-------- RECORDS PROVIDED
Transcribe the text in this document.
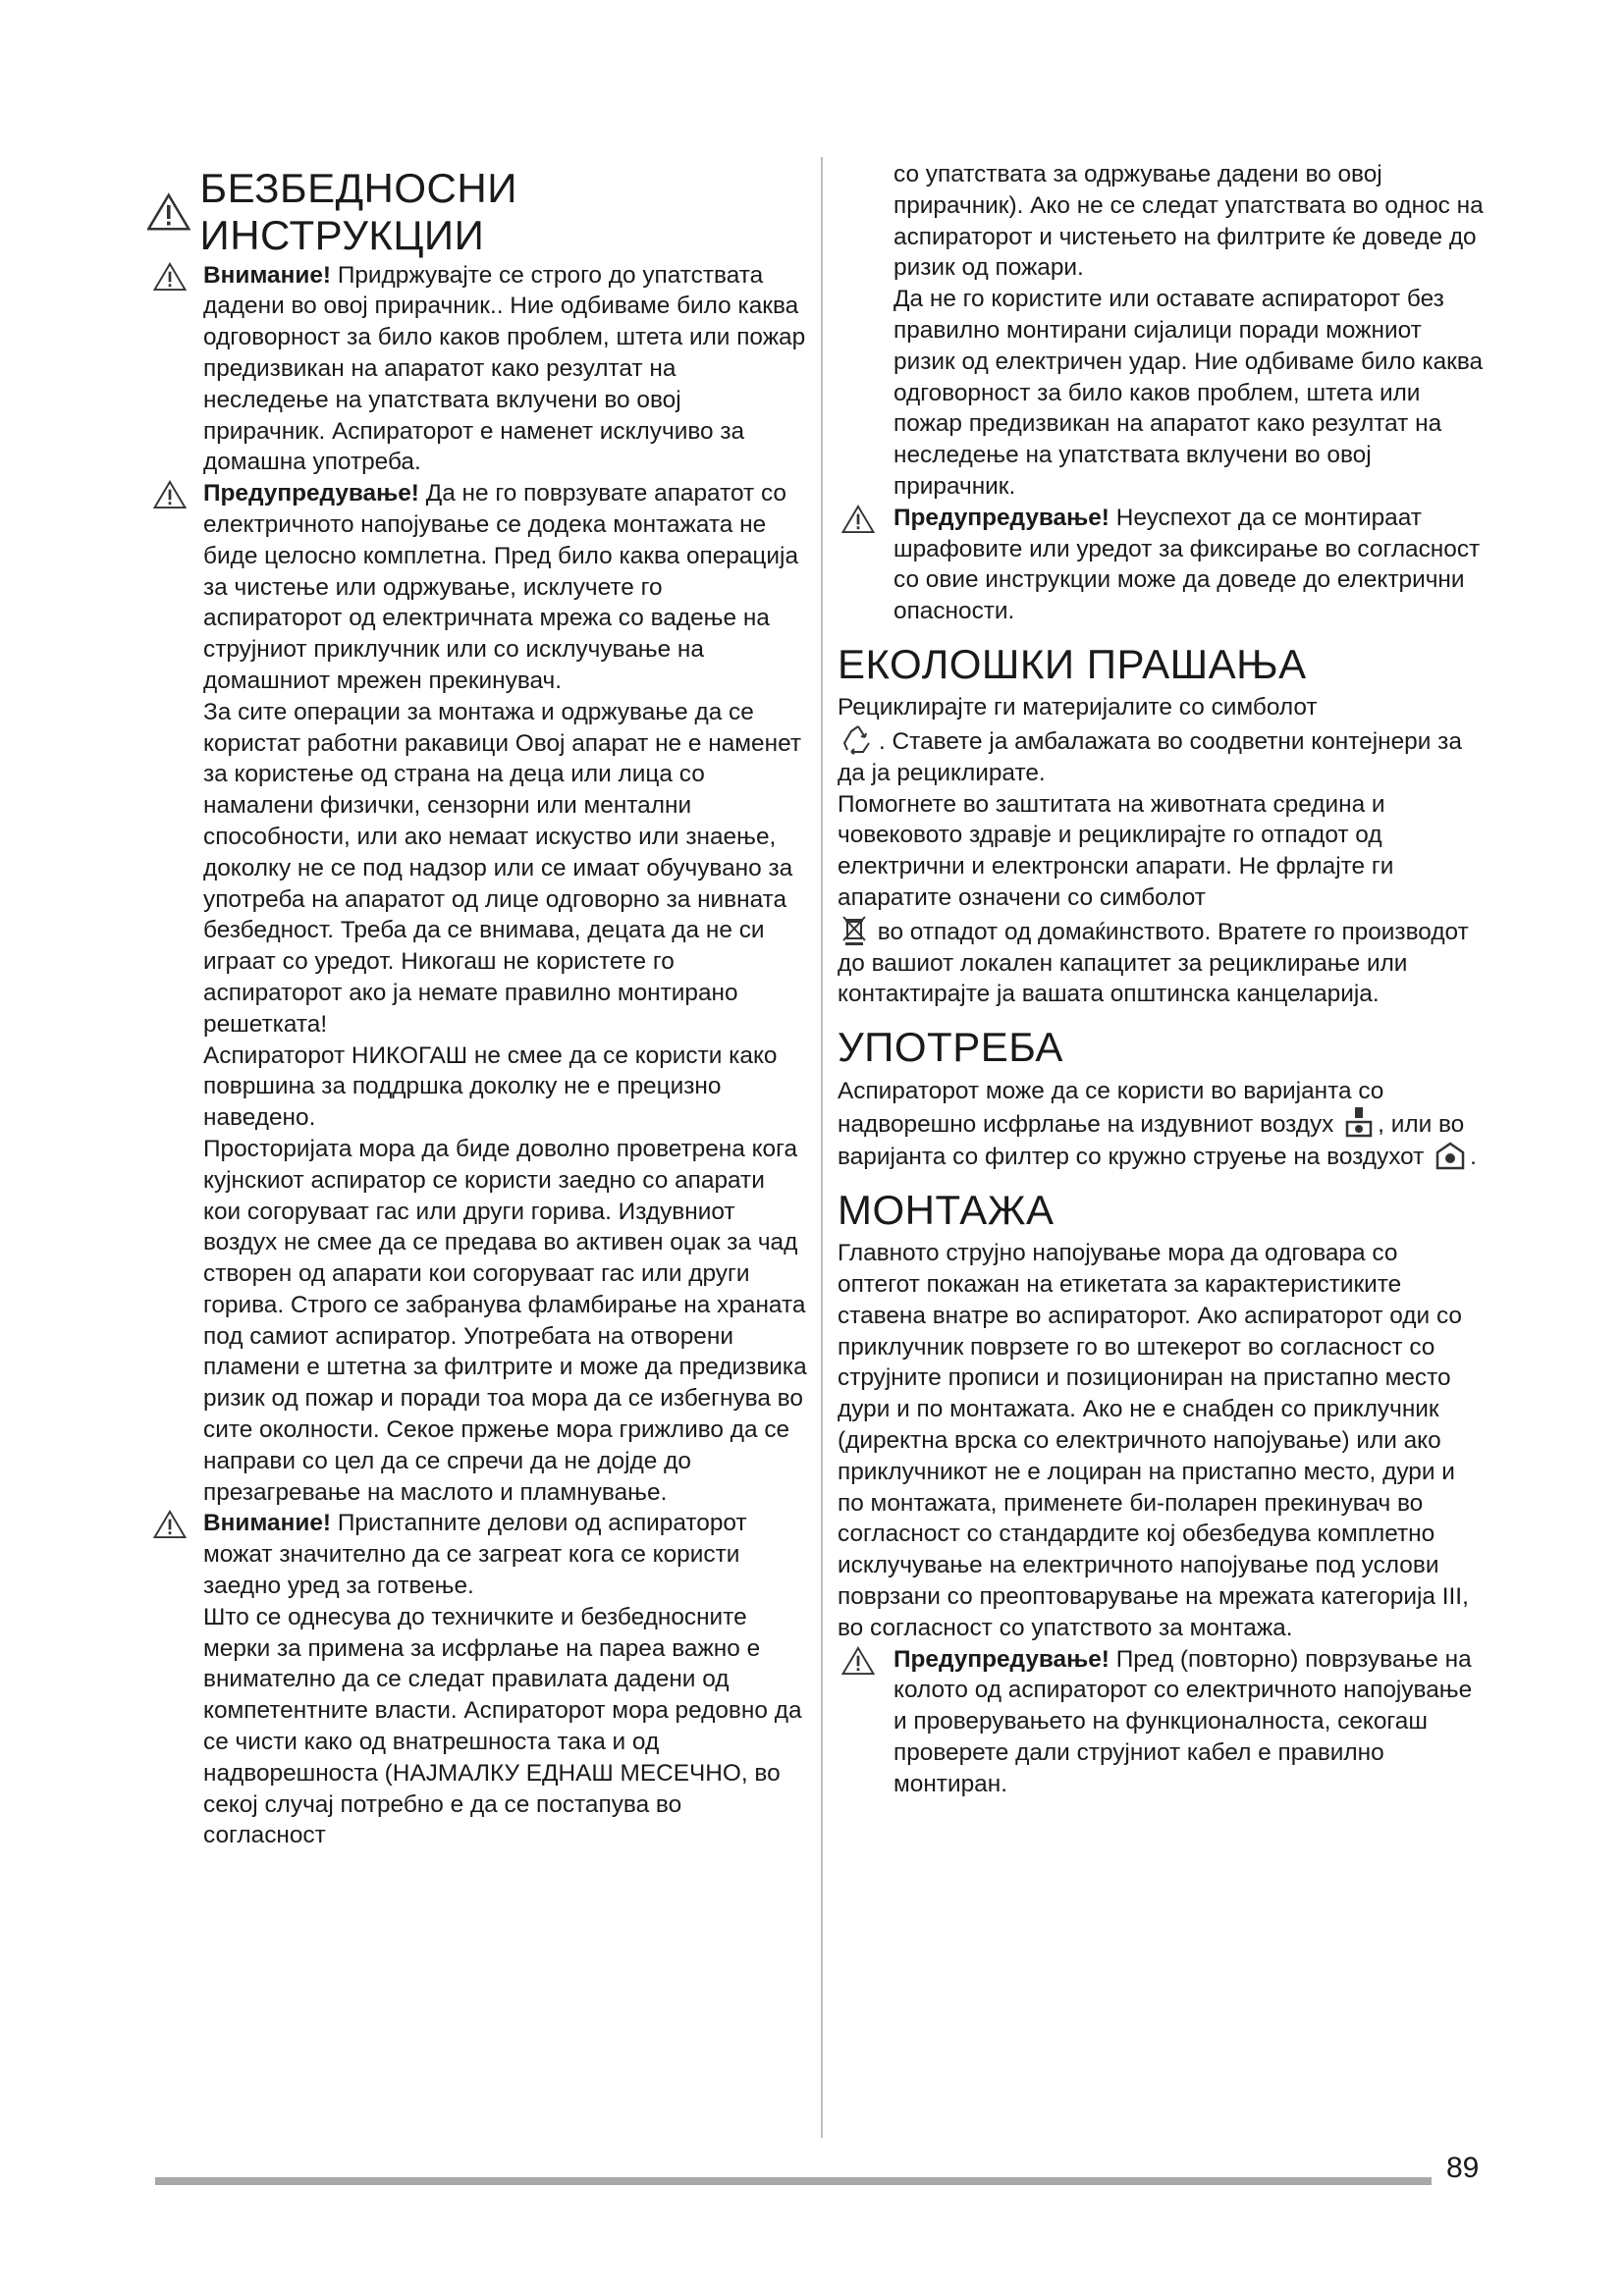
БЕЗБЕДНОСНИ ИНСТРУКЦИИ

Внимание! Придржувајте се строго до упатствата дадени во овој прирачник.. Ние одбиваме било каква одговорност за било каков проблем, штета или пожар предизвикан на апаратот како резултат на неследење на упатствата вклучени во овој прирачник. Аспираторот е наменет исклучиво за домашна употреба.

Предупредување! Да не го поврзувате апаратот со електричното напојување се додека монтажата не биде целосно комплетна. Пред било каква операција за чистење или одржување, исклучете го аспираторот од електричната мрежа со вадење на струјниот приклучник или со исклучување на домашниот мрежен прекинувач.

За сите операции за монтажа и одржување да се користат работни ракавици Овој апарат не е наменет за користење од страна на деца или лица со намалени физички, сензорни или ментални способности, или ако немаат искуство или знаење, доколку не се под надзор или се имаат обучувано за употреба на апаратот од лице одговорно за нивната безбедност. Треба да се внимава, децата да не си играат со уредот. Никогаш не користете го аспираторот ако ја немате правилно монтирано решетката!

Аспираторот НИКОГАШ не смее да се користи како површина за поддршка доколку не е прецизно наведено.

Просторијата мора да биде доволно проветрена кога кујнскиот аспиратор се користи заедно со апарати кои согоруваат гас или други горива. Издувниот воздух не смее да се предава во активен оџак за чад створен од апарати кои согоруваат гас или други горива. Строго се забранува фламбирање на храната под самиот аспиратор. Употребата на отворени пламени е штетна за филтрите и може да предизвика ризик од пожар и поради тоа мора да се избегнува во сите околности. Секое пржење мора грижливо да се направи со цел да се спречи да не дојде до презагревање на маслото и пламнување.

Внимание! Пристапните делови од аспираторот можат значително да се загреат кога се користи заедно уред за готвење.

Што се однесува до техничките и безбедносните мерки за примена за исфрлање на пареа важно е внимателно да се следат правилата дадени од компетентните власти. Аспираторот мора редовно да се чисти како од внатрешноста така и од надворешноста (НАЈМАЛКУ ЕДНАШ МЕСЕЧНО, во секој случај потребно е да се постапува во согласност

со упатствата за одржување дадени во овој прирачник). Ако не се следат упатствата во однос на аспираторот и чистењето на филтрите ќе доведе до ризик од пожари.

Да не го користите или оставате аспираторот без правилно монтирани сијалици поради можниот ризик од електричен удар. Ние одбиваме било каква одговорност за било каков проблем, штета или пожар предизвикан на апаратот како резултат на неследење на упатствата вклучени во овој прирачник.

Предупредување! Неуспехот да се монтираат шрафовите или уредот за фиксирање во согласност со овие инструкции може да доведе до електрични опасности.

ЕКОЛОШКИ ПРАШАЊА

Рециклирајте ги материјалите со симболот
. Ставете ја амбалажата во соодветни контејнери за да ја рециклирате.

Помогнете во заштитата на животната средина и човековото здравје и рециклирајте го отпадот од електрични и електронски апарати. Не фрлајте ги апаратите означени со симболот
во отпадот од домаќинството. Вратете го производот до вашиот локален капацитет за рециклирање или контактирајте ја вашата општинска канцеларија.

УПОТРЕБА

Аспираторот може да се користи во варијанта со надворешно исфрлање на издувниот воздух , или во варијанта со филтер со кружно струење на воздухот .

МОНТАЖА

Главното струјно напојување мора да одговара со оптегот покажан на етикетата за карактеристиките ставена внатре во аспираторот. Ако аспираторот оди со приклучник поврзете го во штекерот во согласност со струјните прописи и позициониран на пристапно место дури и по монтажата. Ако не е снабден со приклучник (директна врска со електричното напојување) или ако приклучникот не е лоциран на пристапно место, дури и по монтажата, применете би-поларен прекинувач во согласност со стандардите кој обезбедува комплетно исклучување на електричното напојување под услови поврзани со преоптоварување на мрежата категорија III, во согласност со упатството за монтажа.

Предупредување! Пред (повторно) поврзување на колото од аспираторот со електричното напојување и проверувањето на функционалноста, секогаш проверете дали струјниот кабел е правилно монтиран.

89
----------------
-------- RECORDS PROVIDED
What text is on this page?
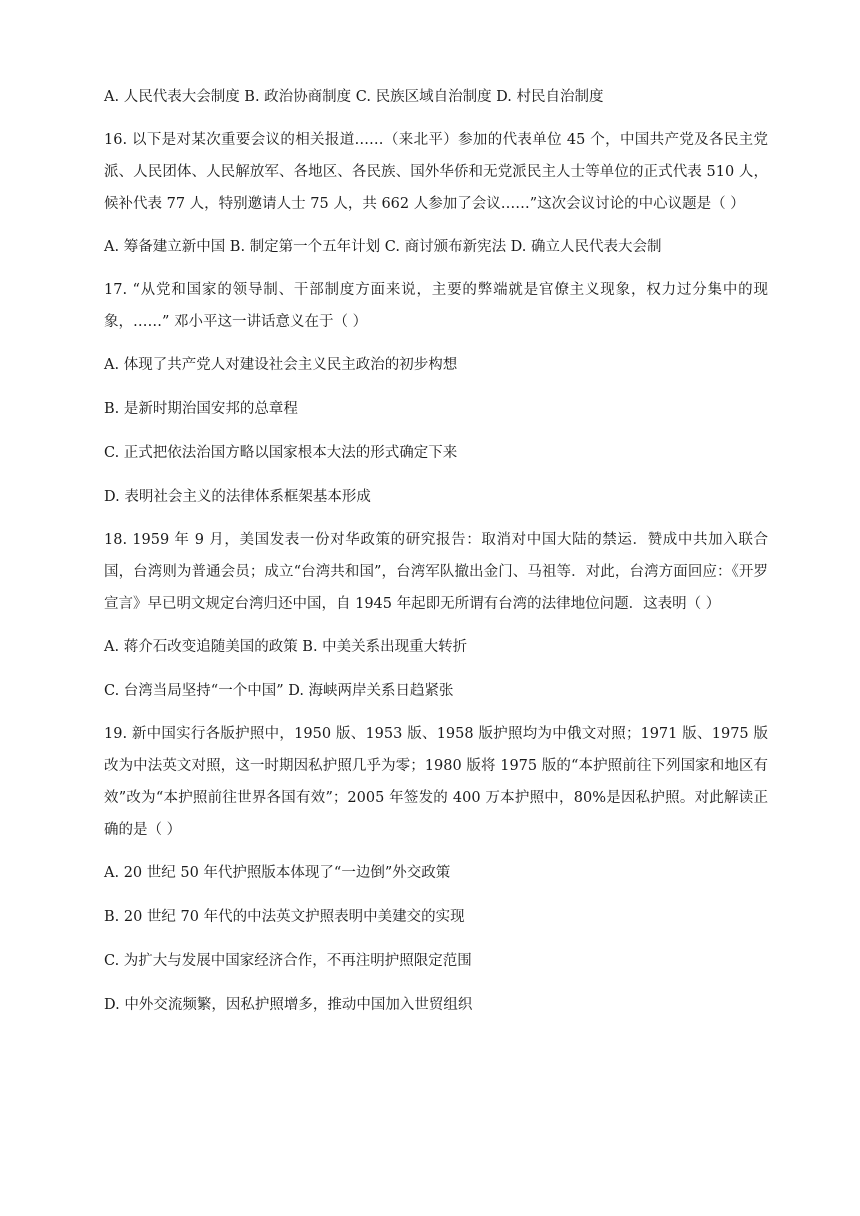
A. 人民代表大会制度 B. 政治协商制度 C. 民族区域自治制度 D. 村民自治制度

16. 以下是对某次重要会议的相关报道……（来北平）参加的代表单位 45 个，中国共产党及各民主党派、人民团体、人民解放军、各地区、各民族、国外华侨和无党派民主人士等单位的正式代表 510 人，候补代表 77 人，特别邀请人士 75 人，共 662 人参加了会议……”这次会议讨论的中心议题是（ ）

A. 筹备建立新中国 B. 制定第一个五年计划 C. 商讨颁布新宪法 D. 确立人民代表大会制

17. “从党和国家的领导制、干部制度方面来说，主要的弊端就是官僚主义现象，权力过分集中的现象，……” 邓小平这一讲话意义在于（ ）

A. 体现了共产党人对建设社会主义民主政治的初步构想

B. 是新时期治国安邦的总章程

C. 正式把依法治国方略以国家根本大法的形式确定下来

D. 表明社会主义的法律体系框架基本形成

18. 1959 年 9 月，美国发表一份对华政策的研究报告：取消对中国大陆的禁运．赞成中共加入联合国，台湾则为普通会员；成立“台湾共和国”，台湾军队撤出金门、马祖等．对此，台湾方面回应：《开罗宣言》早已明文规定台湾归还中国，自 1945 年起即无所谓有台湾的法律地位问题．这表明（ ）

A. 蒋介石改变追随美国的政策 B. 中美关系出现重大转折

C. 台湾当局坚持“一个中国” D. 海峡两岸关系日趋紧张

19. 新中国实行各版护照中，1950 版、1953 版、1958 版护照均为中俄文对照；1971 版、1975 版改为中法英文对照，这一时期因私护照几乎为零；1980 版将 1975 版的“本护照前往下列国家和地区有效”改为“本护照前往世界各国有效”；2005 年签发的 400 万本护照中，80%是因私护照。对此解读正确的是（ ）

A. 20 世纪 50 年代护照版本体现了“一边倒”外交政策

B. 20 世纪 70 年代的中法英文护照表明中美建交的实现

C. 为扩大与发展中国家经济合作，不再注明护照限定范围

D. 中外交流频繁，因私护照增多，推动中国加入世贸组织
----------------
Report the number of lines in the listing that include the string "симболот"; give nothing but the number.

*RESPONSE TO THE EXERCISE:* 2